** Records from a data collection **
++++++

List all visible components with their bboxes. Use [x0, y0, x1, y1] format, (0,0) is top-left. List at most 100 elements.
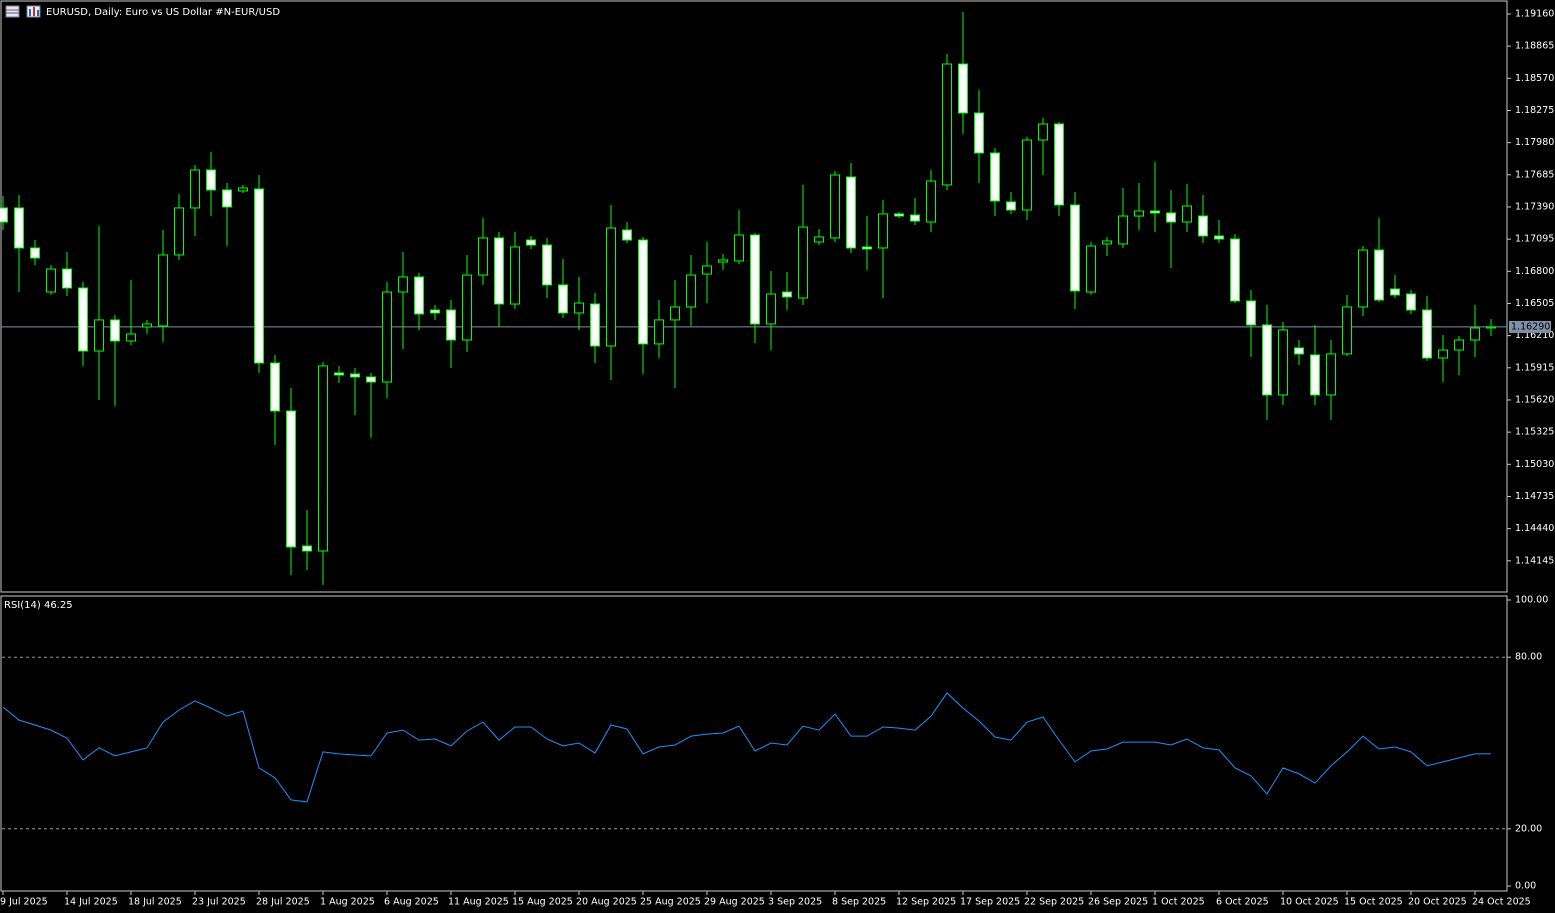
- x-tick-label: 29 Aug 2025: [704, 897, 765, 908]
- x-tick-label: 22 Sep 2025: [1024, 897, 1084, 908]
- candle-body-bull: [398, 276, 408, 293]
- x-tick-label: 15 Oct 2025: [1344, 897, 1403, 908]
- candle-body-bull: [46, 268, 56, 293]
- x-tick-label: 20 Aug 2025: [576, 897, 637, 908]
- candle-body-bear: [446, 309, 456, 341]
- x-tick-label: 18 Jul 2025: [128, 897, 182, 908]
- candle-body-bull: [926, 180, 936, 223]
- candle-body-bear: [558, 284, 568, 314]
- candle-body-bull: [1438, 349, 1448, 359]
- x-tick-label: 9 Jul 2025: [0, 897, 48, 908]
- y-tick-label: 1.18570: [1515, 73, 1554, 84]
- candle-body-bear: [350, 373, 360, 378]
- candle-body-bull: [1038, 123, 1048, 141]
- candle-body-bull: [686, 274, 696, 308]
- rsi-pane-frame: [0, 595, 1508, 892]
- x-tick-label: 1 Aug 2025: [320, 897, 375, 908]
- y-tick-label: 100.00: [1515, 595, 1548, 606]
- y-tick-label: 1.16210: [1515, 330, 1554, 341]
- y-tick-label: 1.18865: [1515, 41, 1554, 52]
- candle-body-bear: [1166, 212, 1176, 223]
- candle-body-bear: [638, 239, 648, 345]
- indicator-title: RSI(14) 46.25: [4, 600, 73, 611]
- candle-body-bear: [846, 176, 856, 249]
- candle-body-bull: [382, 291, 392, 383]
- x-tick-label: 28 Jul 2025: [256, 897, 310, 908]
- candle-body-bull: [190, 169, 200, 209]
- candle-body-bull: [158, 254, 168, 327]
- y-tick-label: 1.14735: [1515, 491, 1554, 502]
- candle-body-bull: [670, 306, 680, 321]
- candle-body-bull: [478, 237, 488, 276]
- candle-body-bear: [990, 152, 1000, 202]
- candle-body-bear: [590, 303, 600, 347]
- x-tick-label: 1 Oct 2025: [1152, 897, 1205, 908]
- candle-body-bear: [222, 189, 232, 208]
- chart-title: EURUSD, Daily: Euro vs US Dollar #N-EUR/…: [46, 7, 280, 18]
- candle-body-bear: [414, 276, 424, 315]
- candle-body-bear: [0, 207, 8, 223]
- candle-body-bear: [1230, 238, 1240, 302]
- candle-body-bear: [334, 372, 344, 376]
- icon-table: [5, 5, 20, 18]
- candle-body-bear: [542, 244, 552, 286]
- x-tick-label: 25 Aug 2025: [640, 897, 701, 908]
- candle-body-bear: [78, 287, 88, 352]
- x-tick-label: 24 Oct 2025: [1472, 897, 1531, 908]
- y-tick-label: 1.15030: [1515, 459, 1554, 470]
- y-tick-label: 80.00: [1515, 652, 1542, 663]
- candle-body-bear: [286, 410, 296, 548]
- candle-body-bull: [462, 274, 472, 341]
- candle-body-bear: [254, 188, 264, 364]
- candle-body-bull: [1022, 139, 1032, 211]
- candle-body-bull: [1486, 326, 1496, 329]
- x-tick-label: 20 Oct 2025: [1408, 897, 1467, 908]
- y-tick-label: 0.00: [1515, 881, 1536, 892]
- candle-body-bull: [1454, 339, 1464, 351]
- x-tick-label: 6 Oct 2025: [1216, 897, 1269, 908]
- candle-body-bear: [894, 213, 904, 217]
- candle-body-bear: [1246, 300, 1256, 326]
- candle-body-bear: [30, 247, 40, 259]
- candle-body-bear: [1390, 288, 1400, 296]
- x-tick-label: 10 Oct 2025: [1280, 897, 1339, 908]
- candle-body-bear: [1054, 123, 1064, 206]
- candle-body-bear: [1070, 204, 1080, 292]
- icon-bar: [29, 9, 31, 16]
- candle-body-bear: [1262, 324, 1272, 396]
- x-tick-label: 3 Sep 2025: [768, 897, 822, 908]
- candle-body-bull: [94, 319, 104, 352]
- x-tick-label: 17 Sep 2025: [960, 897, 1020, 908]
- candle-body-bull: [654, 319, 664, 345]
- candle-body-bull: [126, 333, 136, 342]
- x-tick-label: 8 Sep 2025: [832, 897, 886, 908]
- candle-body-bear: [1374, 249, 1384, 301]
- candle-body-bull: [702, 265, 712, 275]
- y-tick-label: 1.19160: [1515, 8, 1554, 19]
- candle-body-bear: [302, 545, 312, 552]
- y-tick-label: 1.15325: [1515, 427, 1554, 438]
- candle-body-bear: [206, 169, 216, 191]
- x-tick-label: 23 Jul 2025: [192, 897, 246, 908]
- candle-body-bear: [910, 214, 920, 222]
- y-tick-label: 1.15620: [1515, 394, 1554, 405]
- candle-body-bear: [494, 237, 504, 305]
- candle-body-bear: [1198, 215, 1208, 237]
- candle-body-bull: [574, 302, 584, 314]
- y-tick-label: 1.15915: [1515, 362, 1554, 373]
- candle-body-bear: [366, 376, 376, 383]
- x-tick-label: 6 Aug 2025: [384, 897, 439, 908]
- candle-body-bull: [1086, 245, 1096, 293]
- candle-body-bull: [142, 323, 152, 328]
- candle-body-bear: [1214, 235, 1224, 240]
- candle-body-bull: [814, 236, 824, 243]
- x-tick-label: 15 Aug 2025: [512, 897, 573, 908]
- candle-body-bear: [526, 239, 536, 246]
- x-tick-label: 14 Jul 2025: [64, 897, 118, 908]
- y-tick-label: 20.00: [1515, 823, 1542, 834]
- y-tick-label: 1.16800: [1515, 266, 1554, 277]
- candle-body-bull: [238, 187, 248, 192]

++++++

** What to do **
Copy out the material above word for word, from the line containing "- x-tick-label: 29" through the line containing "- candle-body-bear: [446, 309, 456, 341]", including both of those lines.

** Completed exercise **
- x-tick-label: 29 Aug 2025: [704, 897, 765, 908]
- x-tick-label: 22 Sep 2025: [1024, 897, 1084, 908]
- candle-body-bull: [398, 276, 408, 293]
- x-tick-label: 15 Oct 2025: [1344, 897, 1403, 908]
- candle-body-bull: [46, 268, 56, 293]
- x-tick-label: 20 Aug 2025: [576, 897, 637, 908]
- candle-body-bear: [446, 309, 456, 341]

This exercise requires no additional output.